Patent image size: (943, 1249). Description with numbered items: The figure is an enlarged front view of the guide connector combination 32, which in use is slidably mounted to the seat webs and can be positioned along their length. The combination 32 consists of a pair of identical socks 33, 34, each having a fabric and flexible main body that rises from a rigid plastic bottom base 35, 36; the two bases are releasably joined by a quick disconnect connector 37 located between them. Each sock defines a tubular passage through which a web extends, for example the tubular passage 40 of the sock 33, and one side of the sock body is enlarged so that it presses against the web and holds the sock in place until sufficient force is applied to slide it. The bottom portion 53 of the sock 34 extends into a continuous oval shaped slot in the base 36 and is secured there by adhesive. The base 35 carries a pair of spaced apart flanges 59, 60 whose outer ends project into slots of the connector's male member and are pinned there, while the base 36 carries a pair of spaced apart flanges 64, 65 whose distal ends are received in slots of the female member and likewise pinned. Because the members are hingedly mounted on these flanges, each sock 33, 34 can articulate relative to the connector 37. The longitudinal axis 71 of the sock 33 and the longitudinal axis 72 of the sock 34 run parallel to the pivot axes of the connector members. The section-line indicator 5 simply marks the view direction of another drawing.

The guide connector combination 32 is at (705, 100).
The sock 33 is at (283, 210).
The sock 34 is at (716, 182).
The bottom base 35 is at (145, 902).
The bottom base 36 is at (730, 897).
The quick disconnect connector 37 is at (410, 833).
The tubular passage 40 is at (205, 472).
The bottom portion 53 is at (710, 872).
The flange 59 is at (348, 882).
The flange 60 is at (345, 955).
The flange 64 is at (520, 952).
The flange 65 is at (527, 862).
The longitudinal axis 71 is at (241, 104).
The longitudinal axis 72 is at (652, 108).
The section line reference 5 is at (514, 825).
--- --- ---
→ Goal
Collect every line of the data above that contains the word "quick", treating uppercase and lowercase as different.

→ Written answer
Patent image size: (943, 1249). Description with numbered items: The figure is an enlarged front view of the guide connector combination 32, which in use is slidably mounted to the seat webs and can be positioned along their length. The combination 32 consists of a pair of identical socks 33, 34, each having a fabric and flexible main body that rises from a rigid plastic bottom base 35, 36; the two bases are releasably joined by a quick disconnect connector 37 located between them. Each sock defines a tubular passage through which a web extends, for example the tubular passage 40 of the sock 33, and one side of the sock body is enlarged so that it presses against the web and holds the sock in place until sufficient force is applied to slide it. The bottom portion 53 of the sock 34 extends into a continuous oval shaped slot in the base 36 and is secured there by adhesive. The base 35 carries a pair of spaced apart flanges 59, 60 whose outer ends project into slots of the connector's male member and are pinned there, while the base 36 carries a pair of spaced apart flanges 64, 65 whose distal ends are received in slots of the female member and likewise pinned. Because the members are hingedly mounted on these flanges, each sock 33, 34 can articulate relative to the connector 37. The longitudinal axis 71 of the sock 33 and the longitudinal axis 72 of the sock 34 run parallel to the pivot axes of the connector members. The section-line indicator 5 simply marks the view direction of another drawing.
The quick disconnect connector 37 is at (410, 833).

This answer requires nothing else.